== Entries provided
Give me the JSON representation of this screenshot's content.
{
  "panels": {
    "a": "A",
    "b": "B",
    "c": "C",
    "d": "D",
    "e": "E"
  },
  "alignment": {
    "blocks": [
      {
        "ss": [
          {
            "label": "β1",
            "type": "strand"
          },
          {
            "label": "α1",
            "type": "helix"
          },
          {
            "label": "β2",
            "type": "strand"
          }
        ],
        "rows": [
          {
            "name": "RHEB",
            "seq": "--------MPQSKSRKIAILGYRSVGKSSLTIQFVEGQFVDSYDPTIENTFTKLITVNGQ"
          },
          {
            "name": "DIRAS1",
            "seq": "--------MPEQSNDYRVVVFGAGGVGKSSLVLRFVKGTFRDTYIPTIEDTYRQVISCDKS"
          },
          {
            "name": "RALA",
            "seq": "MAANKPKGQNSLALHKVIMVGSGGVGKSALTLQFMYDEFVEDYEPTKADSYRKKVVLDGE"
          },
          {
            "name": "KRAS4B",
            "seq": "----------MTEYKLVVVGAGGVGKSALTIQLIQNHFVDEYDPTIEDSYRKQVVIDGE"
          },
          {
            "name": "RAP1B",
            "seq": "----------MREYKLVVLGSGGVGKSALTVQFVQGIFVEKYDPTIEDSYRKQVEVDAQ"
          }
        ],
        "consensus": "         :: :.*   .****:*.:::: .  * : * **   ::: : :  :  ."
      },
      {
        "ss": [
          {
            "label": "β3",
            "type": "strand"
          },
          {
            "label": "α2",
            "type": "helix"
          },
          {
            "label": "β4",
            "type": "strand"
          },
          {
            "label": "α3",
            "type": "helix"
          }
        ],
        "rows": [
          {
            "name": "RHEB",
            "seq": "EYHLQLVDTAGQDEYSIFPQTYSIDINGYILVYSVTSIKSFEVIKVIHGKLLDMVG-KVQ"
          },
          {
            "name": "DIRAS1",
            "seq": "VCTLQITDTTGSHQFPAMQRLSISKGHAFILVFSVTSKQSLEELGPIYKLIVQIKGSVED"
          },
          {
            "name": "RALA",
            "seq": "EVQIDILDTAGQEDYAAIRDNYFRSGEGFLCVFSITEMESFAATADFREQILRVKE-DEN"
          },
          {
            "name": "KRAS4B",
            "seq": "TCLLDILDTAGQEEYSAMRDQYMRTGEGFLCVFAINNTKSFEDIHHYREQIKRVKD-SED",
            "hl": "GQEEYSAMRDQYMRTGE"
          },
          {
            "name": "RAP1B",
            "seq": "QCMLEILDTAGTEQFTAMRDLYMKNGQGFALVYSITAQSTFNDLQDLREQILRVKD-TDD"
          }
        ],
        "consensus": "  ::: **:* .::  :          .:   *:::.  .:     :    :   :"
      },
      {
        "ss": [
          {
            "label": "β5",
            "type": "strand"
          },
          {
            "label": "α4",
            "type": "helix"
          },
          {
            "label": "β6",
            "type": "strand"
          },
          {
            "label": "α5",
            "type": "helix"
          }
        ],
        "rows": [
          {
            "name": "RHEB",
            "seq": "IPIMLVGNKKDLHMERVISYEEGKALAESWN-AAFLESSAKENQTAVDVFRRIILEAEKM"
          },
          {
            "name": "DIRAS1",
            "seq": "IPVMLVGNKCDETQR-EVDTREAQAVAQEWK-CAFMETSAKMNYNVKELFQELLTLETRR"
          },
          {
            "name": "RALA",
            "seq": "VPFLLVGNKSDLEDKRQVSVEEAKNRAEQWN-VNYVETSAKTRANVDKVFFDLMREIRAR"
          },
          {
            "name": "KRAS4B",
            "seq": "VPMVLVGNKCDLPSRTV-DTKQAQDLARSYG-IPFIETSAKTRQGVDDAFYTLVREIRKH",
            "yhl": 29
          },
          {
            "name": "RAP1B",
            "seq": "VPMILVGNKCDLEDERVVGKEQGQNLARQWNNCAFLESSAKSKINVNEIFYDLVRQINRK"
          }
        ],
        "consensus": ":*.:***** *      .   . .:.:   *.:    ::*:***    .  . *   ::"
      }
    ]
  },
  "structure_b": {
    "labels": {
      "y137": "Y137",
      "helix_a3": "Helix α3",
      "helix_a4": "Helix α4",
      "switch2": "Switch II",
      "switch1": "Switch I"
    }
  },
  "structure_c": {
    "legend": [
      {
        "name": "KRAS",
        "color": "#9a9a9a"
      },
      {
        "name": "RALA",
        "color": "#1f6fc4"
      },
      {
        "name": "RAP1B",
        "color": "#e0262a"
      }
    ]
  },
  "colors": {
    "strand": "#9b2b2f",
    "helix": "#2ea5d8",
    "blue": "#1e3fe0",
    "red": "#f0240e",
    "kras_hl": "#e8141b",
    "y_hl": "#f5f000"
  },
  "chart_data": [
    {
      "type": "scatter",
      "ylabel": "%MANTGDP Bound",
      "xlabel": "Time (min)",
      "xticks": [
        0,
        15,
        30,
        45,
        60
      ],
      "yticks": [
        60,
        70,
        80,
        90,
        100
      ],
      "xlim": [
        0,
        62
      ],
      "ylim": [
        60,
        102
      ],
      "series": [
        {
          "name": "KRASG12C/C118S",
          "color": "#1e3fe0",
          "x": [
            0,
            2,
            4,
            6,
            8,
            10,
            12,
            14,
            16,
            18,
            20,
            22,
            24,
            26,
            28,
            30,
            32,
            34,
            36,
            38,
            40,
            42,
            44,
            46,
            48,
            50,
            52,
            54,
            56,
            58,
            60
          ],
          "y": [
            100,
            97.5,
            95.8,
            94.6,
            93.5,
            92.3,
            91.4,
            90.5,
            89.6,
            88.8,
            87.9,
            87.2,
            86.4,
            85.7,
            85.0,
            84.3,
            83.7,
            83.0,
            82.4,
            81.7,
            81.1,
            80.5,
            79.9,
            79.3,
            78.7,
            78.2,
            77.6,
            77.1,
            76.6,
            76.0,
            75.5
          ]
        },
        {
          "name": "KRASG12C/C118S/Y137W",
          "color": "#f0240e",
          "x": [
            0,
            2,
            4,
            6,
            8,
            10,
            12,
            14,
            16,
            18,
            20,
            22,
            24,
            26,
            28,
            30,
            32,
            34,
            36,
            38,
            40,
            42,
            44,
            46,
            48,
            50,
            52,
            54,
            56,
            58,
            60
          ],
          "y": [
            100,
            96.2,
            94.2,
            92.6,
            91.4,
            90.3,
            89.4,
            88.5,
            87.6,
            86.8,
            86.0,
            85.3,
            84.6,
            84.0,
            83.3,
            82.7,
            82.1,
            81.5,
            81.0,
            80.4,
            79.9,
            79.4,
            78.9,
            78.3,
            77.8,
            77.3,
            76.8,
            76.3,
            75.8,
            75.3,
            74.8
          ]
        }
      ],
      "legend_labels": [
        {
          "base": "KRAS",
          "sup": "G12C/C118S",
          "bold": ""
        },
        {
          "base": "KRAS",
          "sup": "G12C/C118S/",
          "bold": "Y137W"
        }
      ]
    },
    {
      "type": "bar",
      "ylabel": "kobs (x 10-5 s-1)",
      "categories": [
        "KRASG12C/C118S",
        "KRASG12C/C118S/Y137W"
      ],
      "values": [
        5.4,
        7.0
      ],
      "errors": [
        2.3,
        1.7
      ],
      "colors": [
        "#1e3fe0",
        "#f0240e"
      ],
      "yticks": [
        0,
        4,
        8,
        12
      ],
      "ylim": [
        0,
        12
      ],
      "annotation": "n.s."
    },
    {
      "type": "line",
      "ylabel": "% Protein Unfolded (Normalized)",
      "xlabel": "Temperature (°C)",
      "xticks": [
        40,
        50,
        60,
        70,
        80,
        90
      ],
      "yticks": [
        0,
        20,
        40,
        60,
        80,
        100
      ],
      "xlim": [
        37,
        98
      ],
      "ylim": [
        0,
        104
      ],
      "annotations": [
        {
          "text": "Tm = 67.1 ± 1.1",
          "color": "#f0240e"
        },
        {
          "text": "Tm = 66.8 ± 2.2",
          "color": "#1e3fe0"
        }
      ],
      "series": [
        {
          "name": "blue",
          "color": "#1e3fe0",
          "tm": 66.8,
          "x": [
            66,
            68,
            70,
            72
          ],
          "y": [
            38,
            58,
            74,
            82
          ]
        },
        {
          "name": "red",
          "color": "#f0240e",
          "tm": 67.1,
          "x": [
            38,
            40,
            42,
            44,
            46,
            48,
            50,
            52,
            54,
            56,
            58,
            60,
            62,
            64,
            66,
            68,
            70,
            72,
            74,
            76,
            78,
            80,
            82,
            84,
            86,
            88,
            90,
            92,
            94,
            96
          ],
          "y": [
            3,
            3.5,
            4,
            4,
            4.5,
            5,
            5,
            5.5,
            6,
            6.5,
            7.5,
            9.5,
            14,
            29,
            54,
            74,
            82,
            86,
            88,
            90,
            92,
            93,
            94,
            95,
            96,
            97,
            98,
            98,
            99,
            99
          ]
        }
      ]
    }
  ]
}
====
Your instructions
Please return every line of the records that contains the word "xlabel".

Written reply
      "xlabel": "Time (min)",
      "xlabel": "Temperature (°C)",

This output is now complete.